I am new on Scrapy, and I am sorry if this question is trivial. I have read the document on Scrapy from official webpage. And while I look through the document, I met this example:
import scrapy
from myproject.items import MyItem
class MySpider(scrapy.Spider):
name = ’example.com’
allowed_domains = [’example.com’]
start_urls = [
’http://www.example.com/1.html’,
’http://www.example.com/2.html’,
’http://www.example.com/3.html’,
]
def parse(self, response):
for h3 in response.xpath(’//h3’).extract():
yield MyItem(title=h3)
for url in response.xpath(’//a/@href’).extract():
yield scrapy.Request(url, callback=self.parse)
I know, the parse method must return an item or/and request, but where are these return values returned to?
One is an item and the other is request, I think these two type would be handled differently and in the case of CrawlSpider
, it has Rule with callback. What about this callback's return value? where to ? same as parse()

Labeled region entries:
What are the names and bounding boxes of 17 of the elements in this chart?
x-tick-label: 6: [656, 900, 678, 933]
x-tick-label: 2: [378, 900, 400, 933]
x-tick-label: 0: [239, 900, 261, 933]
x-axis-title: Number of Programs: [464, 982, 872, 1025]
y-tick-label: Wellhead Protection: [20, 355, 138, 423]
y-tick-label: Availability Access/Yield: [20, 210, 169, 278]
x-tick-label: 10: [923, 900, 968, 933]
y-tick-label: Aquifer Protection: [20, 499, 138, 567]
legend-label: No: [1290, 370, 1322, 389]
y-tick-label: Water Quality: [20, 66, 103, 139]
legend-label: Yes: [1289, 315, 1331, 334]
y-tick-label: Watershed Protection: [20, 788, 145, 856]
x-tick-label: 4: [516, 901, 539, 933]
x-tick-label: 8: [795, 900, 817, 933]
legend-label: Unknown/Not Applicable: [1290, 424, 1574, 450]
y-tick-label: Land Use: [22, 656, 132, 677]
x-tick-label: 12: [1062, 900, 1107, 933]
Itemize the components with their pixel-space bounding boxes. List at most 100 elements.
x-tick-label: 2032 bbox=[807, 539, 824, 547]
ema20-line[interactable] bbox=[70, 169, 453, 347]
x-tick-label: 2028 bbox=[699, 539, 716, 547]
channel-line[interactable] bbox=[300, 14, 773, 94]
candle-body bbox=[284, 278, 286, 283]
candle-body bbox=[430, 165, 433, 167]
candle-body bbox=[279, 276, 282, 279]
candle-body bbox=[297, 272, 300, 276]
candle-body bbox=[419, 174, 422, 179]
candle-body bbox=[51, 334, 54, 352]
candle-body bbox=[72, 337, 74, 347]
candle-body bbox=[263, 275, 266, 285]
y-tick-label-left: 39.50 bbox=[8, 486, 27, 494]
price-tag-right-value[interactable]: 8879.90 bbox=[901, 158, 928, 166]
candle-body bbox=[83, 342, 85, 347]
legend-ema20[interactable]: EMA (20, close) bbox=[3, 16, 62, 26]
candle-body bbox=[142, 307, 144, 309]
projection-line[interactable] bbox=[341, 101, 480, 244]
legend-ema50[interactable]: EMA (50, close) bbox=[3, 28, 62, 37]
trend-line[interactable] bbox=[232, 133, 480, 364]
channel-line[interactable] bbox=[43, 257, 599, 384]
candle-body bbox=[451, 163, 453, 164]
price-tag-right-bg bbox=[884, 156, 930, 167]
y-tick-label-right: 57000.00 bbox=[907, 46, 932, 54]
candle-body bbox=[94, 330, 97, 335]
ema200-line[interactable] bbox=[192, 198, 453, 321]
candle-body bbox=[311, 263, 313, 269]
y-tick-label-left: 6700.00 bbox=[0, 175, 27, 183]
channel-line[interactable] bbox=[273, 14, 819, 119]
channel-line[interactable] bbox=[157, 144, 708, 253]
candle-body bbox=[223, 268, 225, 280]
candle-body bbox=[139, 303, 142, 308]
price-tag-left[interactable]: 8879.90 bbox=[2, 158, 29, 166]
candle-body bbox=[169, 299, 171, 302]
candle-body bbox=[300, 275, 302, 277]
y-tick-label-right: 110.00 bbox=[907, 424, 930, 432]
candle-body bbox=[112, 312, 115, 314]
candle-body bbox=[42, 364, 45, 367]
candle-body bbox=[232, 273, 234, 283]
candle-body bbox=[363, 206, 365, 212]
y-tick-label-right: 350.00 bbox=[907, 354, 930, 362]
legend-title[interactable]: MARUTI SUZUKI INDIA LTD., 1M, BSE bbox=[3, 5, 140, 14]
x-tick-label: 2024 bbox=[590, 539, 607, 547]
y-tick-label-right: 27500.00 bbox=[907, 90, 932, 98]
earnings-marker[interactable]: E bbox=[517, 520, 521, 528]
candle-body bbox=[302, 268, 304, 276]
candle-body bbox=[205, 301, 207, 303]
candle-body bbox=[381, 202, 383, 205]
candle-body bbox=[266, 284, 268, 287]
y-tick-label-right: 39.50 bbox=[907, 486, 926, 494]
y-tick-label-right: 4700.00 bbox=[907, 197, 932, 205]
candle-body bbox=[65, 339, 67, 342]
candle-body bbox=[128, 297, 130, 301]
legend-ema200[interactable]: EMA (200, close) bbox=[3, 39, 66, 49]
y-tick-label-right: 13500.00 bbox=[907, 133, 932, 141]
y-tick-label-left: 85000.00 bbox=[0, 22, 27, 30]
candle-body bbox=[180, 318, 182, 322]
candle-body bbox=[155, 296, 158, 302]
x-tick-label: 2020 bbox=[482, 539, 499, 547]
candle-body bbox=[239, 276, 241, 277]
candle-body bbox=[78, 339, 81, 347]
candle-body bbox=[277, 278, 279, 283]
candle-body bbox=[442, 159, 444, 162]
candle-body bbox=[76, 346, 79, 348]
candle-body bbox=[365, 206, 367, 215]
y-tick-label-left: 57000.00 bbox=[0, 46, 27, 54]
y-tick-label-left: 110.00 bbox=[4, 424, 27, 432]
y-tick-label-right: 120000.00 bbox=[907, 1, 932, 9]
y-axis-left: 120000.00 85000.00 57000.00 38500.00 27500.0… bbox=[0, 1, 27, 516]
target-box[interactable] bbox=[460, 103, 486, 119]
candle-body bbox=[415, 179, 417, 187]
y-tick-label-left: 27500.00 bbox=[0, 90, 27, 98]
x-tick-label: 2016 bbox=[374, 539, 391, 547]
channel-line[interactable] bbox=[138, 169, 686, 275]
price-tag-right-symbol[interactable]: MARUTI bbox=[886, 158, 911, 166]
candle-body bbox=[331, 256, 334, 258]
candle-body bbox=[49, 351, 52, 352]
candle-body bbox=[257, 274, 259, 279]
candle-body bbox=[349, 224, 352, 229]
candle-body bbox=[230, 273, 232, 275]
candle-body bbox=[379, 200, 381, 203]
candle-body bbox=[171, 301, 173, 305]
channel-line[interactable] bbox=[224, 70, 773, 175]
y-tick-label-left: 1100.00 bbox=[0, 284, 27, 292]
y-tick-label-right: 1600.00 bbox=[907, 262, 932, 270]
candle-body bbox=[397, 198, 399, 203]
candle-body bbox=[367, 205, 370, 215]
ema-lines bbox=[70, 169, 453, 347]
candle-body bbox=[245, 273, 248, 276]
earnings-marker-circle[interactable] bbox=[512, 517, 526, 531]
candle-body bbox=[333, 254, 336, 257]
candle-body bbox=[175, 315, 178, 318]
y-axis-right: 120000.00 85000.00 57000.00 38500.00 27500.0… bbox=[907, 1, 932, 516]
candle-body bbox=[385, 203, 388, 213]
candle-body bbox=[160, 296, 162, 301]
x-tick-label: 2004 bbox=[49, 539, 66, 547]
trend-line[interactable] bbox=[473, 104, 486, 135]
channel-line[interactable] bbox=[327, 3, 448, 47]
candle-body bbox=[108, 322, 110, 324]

• Exercise requirements:
1) Update the Scrapy question starting with "I am new on" and going on through "yield MyItem(title=h3)", putting "heading" in place of "h3" each time it occurs.
2) Does each statement agree with the Scrapy question? (a) The spider's name is set to example.com. (b) The writer read the Scrapy documentation from the official webpage. (c) The writer says the parse method must return only an item.

• Task answers:
1)
I am new on Scrapy, and I am sorry if this question is trivial. I have read the document on Scrapy from official webpage. And while I look through the document, I met this example:
import scrapy
from myproject.items import MyItem
class MySpider(scrapy.Spider):
name = ’example.com’
allowed_domains = [’example.com’]
start_urls = [
’http://www.example.com/1.html’,
’http://www.example.com/2.html’,
’http://www.example.com/3.html’,
]
def parse(self, response):
for heading in response.xpath(’//heading’).extract():
yield MyItem(title=heading)

2)
(a) Yes: "name = ’example.com’"
(b) Yes: "I have read the document on Scrapy from official webpage."
(c) No: "the parse method must return an item or/and request"